Brief — Below are some records. Copy every line in them that holds "title".

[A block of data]
________________________________________
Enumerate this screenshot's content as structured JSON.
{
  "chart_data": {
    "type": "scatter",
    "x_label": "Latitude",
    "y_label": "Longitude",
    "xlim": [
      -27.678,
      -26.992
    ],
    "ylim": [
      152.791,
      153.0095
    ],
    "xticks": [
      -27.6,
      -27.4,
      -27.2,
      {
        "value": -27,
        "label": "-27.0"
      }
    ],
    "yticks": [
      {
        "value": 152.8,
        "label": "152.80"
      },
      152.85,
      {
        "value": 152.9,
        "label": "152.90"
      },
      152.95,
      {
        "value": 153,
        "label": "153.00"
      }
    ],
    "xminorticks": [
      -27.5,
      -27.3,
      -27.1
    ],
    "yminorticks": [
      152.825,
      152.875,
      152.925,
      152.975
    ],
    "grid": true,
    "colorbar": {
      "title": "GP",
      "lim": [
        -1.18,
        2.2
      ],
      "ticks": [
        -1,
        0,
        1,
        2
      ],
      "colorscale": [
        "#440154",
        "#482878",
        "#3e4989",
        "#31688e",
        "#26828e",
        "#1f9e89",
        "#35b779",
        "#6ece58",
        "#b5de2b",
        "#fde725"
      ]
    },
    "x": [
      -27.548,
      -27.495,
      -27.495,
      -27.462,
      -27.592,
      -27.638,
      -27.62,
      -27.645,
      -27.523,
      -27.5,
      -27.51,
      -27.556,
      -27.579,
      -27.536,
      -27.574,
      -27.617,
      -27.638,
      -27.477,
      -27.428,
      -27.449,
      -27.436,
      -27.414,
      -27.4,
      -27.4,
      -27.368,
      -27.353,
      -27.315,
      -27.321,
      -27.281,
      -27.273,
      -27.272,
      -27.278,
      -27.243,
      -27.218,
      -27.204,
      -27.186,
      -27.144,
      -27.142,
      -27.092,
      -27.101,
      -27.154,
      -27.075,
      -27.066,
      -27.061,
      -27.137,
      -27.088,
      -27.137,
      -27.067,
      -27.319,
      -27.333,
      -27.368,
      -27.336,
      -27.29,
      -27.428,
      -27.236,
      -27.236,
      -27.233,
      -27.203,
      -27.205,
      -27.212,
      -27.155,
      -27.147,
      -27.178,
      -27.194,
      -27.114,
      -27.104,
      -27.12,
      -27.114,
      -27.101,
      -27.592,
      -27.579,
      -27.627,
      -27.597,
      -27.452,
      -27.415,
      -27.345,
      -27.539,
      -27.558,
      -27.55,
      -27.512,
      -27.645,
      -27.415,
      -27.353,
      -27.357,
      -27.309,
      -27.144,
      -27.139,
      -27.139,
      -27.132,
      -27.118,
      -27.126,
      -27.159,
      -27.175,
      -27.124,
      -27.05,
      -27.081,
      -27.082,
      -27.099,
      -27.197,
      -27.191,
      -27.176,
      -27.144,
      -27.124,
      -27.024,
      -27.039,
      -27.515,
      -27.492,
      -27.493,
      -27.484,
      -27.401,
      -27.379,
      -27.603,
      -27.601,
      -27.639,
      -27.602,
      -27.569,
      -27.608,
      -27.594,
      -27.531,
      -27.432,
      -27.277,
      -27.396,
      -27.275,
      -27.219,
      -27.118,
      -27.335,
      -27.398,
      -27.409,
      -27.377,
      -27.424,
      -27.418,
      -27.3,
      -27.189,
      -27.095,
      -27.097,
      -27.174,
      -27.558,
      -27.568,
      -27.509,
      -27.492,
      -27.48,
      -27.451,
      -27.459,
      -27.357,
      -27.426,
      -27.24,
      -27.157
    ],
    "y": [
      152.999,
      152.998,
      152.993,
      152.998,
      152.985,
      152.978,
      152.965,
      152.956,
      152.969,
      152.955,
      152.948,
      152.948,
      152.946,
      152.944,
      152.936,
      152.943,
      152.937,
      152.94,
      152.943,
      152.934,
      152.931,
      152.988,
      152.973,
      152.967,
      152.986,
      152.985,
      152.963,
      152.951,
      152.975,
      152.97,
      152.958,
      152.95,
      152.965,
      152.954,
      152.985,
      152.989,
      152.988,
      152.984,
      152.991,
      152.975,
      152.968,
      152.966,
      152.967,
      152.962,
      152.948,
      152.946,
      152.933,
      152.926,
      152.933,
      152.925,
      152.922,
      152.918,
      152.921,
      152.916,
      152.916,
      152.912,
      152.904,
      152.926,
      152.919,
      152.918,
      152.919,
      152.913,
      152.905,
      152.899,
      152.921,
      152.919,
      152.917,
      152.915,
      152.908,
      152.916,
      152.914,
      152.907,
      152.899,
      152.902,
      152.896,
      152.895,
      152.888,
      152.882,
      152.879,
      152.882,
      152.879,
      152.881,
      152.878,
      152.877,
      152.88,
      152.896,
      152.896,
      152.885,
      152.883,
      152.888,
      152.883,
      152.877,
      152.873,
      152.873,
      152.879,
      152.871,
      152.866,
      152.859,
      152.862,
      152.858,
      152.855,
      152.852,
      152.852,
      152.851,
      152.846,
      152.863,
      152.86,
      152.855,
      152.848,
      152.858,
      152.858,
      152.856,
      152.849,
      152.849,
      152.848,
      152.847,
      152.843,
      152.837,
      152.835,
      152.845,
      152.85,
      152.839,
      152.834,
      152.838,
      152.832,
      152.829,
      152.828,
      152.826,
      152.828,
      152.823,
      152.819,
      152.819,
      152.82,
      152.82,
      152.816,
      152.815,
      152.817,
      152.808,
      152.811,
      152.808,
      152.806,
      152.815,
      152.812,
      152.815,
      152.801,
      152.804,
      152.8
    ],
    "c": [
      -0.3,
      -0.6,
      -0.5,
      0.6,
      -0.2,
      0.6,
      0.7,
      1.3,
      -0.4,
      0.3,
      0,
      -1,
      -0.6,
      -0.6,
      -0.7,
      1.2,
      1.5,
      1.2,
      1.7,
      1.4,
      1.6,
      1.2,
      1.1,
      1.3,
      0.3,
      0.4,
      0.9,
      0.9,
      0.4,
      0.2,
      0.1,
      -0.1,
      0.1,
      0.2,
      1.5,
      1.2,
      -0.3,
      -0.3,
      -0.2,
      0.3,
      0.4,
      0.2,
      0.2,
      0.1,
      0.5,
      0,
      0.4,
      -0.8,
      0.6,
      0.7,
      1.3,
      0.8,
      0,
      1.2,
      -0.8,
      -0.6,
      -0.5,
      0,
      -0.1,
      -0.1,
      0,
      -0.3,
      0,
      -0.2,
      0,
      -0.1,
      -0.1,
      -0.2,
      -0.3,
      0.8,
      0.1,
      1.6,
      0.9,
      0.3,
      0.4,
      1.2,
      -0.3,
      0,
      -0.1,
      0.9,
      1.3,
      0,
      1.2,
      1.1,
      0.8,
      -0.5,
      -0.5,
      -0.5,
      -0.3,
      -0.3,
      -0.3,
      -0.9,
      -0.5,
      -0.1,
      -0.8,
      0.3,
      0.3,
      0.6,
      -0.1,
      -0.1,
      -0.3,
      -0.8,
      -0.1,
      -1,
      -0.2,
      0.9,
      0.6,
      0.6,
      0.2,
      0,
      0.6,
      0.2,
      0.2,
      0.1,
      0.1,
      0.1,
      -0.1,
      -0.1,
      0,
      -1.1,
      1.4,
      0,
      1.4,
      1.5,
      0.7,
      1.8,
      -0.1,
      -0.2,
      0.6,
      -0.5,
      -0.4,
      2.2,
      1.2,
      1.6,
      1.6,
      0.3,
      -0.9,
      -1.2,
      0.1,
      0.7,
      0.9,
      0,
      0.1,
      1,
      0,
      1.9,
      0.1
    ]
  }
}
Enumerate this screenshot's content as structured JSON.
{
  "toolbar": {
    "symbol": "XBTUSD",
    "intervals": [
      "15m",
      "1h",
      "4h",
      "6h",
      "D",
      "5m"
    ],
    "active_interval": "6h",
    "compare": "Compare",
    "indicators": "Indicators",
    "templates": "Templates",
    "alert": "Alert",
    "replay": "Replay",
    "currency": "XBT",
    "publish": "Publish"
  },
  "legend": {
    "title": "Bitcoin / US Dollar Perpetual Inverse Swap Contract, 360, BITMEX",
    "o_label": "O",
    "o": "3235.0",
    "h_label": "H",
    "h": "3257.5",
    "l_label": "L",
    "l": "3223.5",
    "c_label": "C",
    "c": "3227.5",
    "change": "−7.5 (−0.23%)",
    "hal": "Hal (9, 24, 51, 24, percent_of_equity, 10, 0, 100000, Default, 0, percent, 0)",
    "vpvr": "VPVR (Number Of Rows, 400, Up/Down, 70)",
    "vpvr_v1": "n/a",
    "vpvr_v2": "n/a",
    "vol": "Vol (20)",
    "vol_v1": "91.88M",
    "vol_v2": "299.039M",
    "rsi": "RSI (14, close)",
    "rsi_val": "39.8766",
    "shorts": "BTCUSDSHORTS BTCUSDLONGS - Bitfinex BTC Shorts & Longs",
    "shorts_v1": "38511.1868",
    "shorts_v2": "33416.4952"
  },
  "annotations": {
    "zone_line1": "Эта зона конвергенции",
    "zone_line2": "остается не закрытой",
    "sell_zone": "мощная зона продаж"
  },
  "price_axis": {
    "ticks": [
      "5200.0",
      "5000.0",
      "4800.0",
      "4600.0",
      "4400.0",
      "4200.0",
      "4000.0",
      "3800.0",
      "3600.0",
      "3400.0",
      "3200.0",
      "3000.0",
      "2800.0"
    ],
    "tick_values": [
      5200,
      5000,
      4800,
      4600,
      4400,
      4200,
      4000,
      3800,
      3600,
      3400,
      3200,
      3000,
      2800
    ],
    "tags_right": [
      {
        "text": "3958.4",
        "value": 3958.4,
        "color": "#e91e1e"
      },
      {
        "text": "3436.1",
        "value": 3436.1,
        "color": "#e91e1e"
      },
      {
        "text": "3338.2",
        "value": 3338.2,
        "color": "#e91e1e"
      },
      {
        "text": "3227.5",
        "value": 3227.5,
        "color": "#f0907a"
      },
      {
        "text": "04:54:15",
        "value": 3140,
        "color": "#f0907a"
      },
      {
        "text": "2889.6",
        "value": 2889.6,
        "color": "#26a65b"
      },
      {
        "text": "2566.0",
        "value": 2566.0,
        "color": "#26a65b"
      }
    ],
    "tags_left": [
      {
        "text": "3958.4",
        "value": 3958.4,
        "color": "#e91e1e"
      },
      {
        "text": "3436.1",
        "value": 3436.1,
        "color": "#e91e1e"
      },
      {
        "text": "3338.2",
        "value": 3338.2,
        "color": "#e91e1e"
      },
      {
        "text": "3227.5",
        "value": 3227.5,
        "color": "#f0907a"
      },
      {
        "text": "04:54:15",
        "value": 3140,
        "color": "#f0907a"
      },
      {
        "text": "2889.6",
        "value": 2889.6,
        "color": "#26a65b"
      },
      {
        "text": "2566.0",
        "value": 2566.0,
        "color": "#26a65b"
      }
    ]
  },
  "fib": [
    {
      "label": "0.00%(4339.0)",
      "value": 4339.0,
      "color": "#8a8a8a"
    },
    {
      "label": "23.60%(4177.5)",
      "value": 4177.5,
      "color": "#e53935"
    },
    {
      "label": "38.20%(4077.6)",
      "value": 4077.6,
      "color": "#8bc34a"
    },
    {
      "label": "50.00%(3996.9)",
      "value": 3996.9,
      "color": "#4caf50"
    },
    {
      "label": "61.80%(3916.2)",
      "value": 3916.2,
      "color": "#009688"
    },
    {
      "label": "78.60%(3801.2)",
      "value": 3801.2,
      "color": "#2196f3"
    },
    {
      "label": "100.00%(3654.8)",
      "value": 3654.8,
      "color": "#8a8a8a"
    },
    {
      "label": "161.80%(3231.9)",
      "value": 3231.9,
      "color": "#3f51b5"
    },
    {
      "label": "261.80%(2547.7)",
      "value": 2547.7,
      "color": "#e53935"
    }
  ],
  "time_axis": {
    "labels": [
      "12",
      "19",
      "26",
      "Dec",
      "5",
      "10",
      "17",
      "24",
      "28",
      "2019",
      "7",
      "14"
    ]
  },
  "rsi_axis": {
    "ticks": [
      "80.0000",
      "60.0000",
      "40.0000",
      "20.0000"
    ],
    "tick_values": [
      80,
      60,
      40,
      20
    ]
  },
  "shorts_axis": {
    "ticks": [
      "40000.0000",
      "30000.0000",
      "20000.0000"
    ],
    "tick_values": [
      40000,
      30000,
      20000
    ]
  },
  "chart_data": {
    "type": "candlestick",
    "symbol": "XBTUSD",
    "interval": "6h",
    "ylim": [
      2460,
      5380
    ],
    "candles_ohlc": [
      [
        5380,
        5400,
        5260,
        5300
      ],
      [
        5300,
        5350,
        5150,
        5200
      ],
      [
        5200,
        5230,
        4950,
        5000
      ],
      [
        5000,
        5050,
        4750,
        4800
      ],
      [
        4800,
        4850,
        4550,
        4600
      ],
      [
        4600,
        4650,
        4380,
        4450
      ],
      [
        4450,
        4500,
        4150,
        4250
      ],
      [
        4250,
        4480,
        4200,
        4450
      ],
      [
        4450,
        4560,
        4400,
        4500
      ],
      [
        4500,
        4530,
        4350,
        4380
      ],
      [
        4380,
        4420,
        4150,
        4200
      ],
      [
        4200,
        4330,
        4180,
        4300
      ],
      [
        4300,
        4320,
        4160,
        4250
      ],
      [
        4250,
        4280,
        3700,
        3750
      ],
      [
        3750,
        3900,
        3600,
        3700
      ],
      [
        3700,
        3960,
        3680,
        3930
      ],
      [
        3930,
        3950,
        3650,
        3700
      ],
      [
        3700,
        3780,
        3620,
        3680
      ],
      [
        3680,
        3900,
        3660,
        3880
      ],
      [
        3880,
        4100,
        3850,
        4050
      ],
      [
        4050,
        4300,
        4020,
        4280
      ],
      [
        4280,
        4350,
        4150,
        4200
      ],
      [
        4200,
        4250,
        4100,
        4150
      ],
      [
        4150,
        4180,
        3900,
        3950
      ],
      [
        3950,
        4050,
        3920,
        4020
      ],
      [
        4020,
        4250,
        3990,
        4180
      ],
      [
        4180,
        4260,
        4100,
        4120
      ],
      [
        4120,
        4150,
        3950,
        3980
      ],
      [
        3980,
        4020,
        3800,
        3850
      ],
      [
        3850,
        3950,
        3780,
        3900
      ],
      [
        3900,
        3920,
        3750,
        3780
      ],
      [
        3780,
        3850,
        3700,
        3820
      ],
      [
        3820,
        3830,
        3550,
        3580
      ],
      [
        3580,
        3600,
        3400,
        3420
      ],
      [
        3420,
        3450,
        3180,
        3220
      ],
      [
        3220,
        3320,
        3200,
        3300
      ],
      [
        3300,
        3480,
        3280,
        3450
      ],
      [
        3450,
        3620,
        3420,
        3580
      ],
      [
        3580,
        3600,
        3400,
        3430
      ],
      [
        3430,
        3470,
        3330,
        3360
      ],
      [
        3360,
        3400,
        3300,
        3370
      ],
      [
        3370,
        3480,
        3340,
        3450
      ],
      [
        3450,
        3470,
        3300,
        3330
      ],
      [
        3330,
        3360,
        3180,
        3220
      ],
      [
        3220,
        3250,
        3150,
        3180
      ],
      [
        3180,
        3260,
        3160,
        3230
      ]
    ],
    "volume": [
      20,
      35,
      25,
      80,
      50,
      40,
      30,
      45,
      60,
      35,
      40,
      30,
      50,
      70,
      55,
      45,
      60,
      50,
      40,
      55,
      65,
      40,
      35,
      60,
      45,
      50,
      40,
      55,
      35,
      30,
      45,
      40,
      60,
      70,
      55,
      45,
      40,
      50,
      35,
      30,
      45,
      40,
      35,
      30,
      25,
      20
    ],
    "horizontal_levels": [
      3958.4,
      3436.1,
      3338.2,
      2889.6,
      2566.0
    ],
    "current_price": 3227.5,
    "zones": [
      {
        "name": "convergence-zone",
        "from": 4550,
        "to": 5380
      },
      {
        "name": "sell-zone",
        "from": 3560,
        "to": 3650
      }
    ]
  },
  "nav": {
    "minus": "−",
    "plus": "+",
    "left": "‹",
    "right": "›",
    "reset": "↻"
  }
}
________________________________________
Task answer —
      "title": "GP",
    "title": "Bitcoin / US Dollar Perpetual Inverse Swap Contract, 360, BITMEX",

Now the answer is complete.